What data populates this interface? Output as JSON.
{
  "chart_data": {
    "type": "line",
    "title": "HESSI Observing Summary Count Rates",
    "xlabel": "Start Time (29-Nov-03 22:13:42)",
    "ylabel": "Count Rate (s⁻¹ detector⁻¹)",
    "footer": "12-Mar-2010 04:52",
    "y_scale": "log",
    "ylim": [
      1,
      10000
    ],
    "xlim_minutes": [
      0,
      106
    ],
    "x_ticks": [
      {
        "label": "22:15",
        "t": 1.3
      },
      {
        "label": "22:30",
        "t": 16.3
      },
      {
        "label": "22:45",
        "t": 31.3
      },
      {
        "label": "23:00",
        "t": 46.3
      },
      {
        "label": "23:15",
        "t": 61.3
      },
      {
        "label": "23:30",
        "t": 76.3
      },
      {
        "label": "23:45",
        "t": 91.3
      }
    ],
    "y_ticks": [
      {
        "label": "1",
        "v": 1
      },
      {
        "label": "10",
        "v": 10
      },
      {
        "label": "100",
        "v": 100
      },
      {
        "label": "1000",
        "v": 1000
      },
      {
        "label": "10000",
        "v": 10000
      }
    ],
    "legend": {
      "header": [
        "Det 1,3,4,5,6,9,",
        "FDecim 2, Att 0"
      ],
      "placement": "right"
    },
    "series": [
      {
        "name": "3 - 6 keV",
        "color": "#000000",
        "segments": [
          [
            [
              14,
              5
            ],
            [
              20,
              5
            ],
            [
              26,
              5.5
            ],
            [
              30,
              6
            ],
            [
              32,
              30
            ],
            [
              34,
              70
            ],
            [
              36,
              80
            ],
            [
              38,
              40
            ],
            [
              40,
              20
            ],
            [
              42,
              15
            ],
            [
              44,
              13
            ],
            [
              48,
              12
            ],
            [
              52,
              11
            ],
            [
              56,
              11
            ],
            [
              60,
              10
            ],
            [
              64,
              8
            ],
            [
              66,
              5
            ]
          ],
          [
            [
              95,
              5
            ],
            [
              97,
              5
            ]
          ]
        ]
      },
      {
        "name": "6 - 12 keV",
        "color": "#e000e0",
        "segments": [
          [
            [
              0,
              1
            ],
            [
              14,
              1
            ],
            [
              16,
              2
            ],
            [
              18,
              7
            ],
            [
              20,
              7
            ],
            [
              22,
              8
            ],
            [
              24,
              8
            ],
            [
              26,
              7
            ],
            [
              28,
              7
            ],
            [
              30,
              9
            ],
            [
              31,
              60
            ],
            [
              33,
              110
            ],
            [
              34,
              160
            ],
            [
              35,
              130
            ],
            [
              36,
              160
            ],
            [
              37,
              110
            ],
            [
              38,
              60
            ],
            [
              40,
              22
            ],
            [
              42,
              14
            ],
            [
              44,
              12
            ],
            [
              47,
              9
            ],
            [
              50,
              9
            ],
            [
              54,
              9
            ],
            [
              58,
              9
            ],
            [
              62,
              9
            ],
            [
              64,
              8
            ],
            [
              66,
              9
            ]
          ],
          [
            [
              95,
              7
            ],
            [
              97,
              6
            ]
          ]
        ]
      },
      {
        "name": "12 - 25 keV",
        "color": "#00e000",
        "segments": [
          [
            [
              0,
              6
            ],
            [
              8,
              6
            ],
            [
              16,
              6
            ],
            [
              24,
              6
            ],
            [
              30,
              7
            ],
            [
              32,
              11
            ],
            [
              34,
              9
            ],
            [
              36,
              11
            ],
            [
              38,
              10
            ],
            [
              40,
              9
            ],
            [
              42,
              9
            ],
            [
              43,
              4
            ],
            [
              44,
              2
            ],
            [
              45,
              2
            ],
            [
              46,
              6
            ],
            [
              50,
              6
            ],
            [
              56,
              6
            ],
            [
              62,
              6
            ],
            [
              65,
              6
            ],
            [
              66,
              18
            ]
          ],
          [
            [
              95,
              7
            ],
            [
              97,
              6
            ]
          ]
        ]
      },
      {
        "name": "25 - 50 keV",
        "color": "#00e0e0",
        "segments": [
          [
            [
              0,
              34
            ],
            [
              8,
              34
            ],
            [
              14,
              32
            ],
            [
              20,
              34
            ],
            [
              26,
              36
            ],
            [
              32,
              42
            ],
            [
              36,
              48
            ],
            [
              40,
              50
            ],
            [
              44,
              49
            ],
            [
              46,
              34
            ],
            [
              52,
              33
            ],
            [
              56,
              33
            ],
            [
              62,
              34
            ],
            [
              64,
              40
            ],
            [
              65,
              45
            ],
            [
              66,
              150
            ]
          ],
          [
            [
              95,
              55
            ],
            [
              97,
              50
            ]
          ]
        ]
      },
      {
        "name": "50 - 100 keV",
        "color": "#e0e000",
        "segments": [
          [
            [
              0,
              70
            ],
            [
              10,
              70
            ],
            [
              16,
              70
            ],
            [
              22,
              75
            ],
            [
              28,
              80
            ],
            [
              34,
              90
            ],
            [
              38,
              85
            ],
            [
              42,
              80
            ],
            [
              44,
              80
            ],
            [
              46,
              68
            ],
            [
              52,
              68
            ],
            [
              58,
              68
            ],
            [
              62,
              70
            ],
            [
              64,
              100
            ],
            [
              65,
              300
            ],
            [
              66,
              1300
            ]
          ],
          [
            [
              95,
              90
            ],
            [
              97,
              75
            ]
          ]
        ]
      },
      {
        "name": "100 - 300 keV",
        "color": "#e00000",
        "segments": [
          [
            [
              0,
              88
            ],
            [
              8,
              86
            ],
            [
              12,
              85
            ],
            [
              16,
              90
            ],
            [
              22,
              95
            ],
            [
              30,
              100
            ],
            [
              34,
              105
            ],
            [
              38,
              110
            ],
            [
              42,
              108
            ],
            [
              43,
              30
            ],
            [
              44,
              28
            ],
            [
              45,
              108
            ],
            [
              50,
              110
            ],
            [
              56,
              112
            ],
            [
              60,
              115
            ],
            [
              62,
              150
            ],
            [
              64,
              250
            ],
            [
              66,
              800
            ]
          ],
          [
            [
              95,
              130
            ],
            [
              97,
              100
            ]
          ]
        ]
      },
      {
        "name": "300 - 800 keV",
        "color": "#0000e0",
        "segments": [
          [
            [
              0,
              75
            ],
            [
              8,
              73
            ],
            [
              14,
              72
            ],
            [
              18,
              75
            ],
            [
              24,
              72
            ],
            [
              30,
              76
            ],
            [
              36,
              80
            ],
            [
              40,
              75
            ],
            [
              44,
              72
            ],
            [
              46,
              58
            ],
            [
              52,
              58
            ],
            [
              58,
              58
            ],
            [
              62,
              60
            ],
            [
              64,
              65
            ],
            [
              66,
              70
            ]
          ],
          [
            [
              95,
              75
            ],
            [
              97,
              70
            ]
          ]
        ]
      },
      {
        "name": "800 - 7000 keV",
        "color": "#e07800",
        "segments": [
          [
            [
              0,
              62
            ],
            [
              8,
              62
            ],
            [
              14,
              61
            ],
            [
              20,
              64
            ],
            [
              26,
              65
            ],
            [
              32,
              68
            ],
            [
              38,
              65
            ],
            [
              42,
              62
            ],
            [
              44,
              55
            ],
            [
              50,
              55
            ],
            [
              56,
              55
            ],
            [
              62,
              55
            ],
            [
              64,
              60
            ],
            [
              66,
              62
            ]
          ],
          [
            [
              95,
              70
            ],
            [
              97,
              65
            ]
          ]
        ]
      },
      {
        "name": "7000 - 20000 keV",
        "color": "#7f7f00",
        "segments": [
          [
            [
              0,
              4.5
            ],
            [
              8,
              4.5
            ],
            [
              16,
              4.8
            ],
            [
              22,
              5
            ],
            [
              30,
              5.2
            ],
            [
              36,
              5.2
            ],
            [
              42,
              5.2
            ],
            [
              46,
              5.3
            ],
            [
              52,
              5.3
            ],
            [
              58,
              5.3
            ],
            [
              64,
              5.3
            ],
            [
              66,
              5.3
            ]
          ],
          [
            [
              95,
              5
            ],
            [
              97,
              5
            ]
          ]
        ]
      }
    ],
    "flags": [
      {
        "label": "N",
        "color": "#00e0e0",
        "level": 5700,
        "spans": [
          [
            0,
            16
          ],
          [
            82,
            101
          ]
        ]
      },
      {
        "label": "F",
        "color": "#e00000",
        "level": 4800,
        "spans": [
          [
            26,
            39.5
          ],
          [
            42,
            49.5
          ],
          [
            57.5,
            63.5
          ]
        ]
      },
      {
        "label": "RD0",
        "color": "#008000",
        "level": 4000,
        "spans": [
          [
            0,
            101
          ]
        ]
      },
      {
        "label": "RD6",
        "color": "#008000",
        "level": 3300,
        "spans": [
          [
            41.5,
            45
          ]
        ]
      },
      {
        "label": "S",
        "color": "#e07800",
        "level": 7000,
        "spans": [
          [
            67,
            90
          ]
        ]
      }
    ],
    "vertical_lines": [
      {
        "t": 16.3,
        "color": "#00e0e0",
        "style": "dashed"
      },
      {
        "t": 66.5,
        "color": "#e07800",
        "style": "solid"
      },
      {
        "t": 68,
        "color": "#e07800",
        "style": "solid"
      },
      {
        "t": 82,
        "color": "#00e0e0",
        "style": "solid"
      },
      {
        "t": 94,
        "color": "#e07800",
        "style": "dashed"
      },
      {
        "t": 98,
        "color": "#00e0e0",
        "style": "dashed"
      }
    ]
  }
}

--

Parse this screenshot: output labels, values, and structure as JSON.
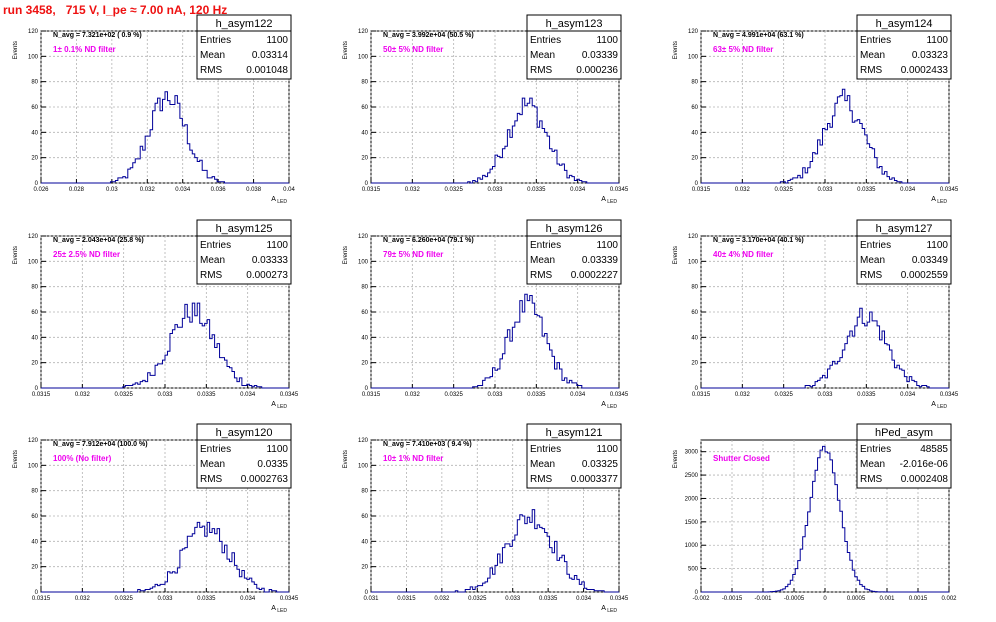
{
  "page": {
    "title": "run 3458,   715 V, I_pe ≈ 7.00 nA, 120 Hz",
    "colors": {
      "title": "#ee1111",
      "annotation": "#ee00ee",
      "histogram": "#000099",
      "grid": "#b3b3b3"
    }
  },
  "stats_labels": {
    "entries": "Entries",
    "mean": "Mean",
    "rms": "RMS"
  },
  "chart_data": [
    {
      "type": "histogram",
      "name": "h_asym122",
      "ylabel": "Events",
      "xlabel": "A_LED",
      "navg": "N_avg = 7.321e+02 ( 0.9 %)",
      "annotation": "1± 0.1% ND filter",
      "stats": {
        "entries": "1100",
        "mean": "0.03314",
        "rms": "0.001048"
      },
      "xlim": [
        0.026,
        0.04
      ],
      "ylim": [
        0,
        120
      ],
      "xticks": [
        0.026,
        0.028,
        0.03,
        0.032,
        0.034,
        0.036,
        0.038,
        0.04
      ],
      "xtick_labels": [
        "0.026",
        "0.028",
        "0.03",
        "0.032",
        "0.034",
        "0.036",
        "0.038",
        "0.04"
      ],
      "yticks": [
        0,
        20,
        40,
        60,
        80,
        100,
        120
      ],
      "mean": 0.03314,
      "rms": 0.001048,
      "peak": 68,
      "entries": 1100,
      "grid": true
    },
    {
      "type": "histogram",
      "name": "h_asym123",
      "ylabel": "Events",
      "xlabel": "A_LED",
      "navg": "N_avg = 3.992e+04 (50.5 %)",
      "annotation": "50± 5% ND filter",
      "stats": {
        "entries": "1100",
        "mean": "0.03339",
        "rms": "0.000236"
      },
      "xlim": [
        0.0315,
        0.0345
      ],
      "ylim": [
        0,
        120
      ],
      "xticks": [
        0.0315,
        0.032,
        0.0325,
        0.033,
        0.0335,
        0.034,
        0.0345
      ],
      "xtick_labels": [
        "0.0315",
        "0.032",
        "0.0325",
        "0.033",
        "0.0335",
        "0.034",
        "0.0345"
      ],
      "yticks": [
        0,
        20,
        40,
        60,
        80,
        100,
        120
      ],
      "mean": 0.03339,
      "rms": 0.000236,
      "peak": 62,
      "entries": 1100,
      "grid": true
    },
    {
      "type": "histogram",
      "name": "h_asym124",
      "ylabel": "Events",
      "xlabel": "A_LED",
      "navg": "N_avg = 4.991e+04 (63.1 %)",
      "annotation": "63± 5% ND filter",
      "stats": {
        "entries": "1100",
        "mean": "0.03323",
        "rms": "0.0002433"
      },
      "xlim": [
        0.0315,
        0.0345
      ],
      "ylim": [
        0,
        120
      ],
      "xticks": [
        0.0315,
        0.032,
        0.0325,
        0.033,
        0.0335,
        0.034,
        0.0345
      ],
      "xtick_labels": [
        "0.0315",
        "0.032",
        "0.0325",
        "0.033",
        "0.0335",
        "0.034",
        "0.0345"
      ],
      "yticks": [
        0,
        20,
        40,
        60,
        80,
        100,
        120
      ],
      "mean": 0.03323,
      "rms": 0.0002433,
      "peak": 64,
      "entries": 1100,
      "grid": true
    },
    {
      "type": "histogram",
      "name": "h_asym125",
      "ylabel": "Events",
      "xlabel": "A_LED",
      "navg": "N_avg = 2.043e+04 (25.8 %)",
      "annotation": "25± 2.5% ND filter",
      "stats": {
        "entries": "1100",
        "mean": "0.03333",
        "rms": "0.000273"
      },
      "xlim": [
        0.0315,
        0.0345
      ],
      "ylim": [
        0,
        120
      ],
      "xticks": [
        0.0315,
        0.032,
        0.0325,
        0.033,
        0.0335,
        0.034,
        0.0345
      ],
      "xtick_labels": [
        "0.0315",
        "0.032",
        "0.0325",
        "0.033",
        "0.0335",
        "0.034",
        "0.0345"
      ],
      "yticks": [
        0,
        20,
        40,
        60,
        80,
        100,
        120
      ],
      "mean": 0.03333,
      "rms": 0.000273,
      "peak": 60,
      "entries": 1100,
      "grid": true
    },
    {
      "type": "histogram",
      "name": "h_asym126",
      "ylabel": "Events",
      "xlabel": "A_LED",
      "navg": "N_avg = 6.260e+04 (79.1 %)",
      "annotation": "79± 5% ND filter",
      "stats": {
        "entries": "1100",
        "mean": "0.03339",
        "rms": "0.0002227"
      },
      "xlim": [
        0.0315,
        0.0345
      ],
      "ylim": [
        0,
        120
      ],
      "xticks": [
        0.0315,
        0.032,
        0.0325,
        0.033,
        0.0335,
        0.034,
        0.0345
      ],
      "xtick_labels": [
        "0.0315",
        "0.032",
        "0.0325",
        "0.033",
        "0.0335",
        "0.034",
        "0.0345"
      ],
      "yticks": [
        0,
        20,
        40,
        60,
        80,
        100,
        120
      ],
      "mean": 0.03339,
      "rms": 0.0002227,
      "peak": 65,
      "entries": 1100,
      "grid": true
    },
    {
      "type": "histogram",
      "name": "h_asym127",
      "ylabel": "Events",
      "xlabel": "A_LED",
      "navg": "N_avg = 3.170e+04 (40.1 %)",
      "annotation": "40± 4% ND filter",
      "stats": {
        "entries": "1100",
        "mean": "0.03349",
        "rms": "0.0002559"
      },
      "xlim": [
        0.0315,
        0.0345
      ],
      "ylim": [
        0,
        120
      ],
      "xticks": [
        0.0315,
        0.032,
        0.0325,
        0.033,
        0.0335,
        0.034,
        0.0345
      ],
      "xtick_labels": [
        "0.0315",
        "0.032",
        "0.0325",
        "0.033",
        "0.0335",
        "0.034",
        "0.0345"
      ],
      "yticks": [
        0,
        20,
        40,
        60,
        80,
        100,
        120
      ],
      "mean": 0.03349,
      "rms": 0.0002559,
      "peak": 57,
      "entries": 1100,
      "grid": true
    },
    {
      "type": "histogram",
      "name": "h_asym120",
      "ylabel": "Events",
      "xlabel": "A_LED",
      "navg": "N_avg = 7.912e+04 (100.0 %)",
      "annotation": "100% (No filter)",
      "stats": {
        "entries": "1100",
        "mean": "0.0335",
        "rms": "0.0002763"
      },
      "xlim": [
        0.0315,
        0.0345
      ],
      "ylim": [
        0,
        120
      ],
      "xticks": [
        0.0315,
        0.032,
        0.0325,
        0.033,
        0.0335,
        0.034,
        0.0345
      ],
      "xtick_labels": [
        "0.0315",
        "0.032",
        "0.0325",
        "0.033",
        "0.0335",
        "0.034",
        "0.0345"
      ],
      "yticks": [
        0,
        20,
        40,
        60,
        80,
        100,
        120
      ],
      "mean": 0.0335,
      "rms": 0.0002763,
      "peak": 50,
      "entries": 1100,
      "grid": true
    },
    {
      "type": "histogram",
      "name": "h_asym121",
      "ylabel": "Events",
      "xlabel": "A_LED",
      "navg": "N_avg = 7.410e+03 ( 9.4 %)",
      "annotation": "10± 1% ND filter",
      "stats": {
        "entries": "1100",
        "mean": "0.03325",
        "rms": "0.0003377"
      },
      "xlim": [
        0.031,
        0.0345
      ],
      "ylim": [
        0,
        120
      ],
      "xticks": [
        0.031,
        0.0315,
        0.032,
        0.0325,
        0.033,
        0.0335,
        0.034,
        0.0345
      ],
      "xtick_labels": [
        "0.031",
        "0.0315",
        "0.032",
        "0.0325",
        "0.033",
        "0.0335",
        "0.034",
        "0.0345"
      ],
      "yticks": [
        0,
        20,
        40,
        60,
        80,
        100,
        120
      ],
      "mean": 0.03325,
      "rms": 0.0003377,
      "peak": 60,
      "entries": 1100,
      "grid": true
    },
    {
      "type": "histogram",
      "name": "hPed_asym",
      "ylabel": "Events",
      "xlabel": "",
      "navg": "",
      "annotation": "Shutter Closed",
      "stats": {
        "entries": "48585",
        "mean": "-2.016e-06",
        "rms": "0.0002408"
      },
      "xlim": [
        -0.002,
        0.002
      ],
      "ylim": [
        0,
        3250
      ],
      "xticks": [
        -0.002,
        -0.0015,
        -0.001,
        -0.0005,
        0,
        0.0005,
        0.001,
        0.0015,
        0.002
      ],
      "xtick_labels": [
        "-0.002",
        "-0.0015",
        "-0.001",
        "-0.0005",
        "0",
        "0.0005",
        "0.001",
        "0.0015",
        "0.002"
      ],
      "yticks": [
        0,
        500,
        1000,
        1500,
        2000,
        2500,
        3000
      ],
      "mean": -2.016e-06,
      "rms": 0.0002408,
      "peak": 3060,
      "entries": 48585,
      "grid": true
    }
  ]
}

# Description of the task
Pull out every line in the data above that has the word "filter".

# Response below
      "annotation": "1± 0.1% ND filter",
      "annotation": "50± 5% ND filter",
      "annotation": "63± 5% ND filter",
      "annotation": "25± 2.5% ND filter",
      "annotation": "79± 5% ND filter",
      "annotation": "40± 4% ND filter",
      "annotation": "100% (No filter)",
      "annotation": "10± 1% ND filter",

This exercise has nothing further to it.